GOAL =>
Work out how many lines contain "this". Reply with the count alone.

╭─ DATA FOR THE TASK

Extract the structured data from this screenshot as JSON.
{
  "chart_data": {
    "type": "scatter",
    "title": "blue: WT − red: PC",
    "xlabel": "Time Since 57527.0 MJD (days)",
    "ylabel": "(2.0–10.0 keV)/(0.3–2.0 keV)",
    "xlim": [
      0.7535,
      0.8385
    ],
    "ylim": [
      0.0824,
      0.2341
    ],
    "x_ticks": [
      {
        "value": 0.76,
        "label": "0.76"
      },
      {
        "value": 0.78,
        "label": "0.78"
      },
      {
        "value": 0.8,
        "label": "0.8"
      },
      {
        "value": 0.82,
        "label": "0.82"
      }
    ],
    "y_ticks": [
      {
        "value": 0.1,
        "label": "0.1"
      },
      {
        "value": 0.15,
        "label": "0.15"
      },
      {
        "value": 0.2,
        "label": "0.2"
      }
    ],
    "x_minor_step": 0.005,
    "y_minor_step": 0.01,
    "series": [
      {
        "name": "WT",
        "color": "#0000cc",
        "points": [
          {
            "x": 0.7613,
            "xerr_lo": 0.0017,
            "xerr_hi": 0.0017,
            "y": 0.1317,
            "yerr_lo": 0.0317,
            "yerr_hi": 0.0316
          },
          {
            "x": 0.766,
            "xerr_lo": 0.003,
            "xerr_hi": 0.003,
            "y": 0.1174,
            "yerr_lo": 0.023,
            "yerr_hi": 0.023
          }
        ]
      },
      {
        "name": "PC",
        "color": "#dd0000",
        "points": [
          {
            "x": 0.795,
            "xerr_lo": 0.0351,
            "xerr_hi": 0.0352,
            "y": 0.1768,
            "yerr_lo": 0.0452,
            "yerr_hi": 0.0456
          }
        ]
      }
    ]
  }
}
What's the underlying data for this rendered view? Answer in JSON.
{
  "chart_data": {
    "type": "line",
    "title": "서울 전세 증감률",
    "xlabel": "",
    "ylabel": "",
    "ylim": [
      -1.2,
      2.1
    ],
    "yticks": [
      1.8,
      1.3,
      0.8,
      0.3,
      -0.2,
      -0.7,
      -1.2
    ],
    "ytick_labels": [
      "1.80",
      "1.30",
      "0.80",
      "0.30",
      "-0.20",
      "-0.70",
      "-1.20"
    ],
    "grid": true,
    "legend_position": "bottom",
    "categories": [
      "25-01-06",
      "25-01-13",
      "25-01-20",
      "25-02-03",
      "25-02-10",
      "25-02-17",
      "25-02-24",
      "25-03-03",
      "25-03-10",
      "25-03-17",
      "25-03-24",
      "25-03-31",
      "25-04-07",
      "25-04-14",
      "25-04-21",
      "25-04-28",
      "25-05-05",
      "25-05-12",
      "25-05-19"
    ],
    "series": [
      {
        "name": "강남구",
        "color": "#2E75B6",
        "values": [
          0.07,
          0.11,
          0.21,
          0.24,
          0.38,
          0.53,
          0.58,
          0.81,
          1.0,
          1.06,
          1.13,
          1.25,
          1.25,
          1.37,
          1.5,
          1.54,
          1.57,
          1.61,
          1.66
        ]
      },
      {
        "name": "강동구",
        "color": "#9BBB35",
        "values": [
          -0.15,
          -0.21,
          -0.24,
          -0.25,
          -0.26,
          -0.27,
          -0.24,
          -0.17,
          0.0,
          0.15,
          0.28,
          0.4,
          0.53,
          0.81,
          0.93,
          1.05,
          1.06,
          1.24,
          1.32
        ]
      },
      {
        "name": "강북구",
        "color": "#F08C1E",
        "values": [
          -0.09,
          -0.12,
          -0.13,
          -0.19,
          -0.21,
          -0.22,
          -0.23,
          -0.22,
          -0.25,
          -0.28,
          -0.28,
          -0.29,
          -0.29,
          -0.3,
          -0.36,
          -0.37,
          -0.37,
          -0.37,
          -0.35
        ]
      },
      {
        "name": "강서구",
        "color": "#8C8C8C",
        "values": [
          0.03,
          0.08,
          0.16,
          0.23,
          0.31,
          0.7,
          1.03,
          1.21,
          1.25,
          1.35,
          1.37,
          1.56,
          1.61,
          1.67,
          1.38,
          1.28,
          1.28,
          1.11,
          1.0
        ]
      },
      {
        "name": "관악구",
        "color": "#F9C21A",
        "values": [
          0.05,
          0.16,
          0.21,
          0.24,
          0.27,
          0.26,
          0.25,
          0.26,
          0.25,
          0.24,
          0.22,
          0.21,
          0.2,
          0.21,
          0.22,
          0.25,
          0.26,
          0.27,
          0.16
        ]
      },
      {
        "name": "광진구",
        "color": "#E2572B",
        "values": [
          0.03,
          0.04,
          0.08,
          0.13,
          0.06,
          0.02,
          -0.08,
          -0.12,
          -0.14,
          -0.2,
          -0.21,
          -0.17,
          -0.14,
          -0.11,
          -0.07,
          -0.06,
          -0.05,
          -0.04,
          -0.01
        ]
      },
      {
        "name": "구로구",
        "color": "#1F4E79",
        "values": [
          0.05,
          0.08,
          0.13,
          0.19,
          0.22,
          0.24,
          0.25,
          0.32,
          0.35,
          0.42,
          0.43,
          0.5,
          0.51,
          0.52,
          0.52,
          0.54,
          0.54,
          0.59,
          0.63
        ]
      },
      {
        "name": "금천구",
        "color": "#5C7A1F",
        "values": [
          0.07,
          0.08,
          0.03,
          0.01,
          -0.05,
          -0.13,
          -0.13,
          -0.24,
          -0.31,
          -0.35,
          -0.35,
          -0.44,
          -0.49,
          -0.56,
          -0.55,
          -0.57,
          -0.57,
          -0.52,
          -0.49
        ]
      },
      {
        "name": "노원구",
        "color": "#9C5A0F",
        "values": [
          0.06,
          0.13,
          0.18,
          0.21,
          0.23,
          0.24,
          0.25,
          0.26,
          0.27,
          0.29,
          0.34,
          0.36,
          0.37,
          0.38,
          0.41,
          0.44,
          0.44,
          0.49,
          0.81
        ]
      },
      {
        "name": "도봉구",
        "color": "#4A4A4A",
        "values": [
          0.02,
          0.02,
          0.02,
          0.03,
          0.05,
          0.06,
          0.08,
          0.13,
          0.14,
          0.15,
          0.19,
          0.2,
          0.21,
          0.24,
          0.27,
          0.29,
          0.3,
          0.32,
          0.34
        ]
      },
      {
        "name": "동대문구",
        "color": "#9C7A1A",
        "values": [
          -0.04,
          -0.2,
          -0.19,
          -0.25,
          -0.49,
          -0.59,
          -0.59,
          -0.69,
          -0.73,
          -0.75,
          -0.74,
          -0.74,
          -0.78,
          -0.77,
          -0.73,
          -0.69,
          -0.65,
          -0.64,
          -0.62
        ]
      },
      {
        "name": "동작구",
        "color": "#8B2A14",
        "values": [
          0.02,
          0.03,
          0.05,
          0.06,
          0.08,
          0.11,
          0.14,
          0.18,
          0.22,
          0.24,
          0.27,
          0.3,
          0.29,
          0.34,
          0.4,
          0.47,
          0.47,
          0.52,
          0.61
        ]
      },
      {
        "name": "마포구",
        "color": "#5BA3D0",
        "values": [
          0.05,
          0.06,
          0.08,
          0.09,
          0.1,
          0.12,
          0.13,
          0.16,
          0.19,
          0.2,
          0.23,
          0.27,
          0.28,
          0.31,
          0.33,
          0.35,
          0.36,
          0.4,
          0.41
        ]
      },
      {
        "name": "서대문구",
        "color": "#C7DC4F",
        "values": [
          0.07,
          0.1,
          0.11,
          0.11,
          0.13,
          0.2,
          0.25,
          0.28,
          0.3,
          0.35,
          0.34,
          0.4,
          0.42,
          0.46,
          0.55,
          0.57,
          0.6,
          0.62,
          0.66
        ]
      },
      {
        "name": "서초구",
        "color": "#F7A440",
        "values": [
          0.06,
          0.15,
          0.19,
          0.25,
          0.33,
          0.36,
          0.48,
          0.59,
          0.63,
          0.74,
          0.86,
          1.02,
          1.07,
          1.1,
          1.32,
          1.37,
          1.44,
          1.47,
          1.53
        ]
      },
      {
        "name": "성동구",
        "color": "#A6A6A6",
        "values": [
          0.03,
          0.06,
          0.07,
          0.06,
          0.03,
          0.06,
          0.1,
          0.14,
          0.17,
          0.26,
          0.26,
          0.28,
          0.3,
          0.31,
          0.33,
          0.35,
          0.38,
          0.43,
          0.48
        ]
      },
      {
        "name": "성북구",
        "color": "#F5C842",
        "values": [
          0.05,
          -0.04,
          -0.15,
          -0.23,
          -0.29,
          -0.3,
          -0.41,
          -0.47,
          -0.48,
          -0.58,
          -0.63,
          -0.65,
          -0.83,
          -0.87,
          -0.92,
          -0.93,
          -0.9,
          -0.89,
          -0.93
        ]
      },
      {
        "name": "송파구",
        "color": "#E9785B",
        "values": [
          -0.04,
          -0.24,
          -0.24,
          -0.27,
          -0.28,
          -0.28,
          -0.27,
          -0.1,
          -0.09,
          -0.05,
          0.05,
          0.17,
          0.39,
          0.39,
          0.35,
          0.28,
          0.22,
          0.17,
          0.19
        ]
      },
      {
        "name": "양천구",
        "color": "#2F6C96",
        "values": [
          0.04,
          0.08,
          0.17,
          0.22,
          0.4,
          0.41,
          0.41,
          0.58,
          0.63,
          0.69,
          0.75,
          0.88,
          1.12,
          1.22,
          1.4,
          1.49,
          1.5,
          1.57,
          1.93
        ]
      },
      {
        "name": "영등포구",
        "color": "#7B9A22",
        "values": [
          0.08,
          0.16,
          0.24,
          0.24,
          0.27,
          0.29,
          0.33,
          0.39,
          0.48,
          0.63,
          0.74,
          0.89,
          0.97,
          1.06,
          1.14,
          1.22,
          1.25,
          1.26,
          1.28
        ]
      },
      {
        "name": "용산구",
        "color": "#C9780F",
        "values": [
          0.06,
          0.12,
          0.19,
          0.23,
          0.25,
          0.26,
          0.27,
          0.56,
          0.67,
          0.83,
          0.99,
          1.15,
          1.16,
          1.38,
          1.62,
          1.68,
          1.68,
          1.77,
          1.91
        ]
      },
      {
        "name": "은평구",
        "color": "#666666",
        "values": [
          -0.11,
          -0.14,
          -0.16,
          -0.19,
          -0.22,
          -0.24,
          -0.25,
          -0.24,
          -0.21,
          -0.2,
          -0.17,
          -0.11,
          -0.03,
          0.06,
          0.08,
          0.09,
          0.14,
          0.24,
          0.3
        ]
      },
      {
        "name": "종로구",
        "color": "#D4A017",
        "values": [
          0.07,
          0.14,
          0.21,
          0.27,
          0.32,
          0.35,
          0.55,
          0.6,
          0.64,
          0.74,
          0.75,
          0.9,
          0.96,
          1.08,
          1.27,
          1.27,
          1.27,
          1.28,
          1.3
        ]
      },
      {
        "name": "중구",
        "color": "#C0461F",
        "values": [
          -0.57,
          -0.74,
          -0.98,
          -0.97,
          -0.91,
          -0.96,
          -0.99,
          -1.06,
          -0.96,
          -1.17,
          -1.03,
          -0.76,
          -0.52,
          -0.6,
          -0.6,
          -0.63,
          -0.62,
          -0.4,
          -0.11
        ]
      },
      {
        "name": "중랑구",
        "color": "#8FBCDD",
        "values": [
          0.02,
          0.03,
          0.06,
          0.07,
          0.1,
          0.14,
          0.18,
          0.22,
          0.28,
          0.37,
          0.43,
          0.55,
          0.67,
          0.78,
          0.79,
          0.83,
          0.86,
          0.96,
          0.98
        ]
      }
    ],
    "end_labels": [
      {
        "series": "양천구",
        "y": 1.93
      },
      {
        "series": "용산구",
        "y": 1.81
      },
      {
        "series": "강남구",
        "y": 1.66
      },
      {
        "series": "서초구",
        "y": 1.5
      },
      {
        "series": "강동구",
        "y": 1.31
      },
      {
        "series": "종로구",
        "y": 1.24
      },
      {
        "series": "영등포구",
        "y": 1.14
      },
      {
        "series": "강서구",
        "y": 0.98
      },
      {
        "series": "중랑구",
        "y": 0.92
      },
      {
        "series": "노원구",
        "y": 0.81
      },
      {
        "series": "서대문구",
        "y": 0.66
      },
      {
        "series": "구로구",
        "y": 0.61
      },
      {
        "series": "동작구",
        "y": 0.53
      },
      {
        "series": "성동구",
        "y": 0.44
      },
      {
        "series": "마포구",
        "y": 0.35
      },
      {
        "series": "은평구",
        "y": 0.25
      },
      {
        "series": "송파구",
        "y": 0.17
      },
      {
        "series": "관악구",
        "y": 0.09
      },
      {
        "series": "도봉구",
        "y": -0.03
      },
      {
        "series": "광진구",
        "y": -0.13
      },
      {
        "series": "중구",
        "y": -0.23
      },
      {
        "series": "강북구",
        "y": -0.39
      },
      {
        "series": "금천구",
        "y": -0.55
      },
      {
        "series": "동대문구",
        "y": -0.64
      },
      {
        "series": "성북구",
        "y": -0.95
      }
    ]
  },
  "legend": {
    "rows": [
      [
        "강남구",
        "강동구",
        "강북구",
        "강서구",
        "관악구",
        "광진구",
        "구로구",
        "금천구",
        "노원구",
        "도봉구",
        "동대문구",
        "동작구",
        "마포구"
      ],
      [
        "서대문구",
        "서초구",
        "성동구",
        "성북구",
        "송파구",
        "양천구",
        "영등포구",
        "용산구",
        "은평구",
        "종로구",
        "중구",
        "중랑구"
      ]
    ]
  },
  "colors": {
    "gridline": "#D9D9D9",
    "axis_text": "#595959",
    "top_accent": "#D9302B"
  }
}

╰─

TASK ANSWER =>
2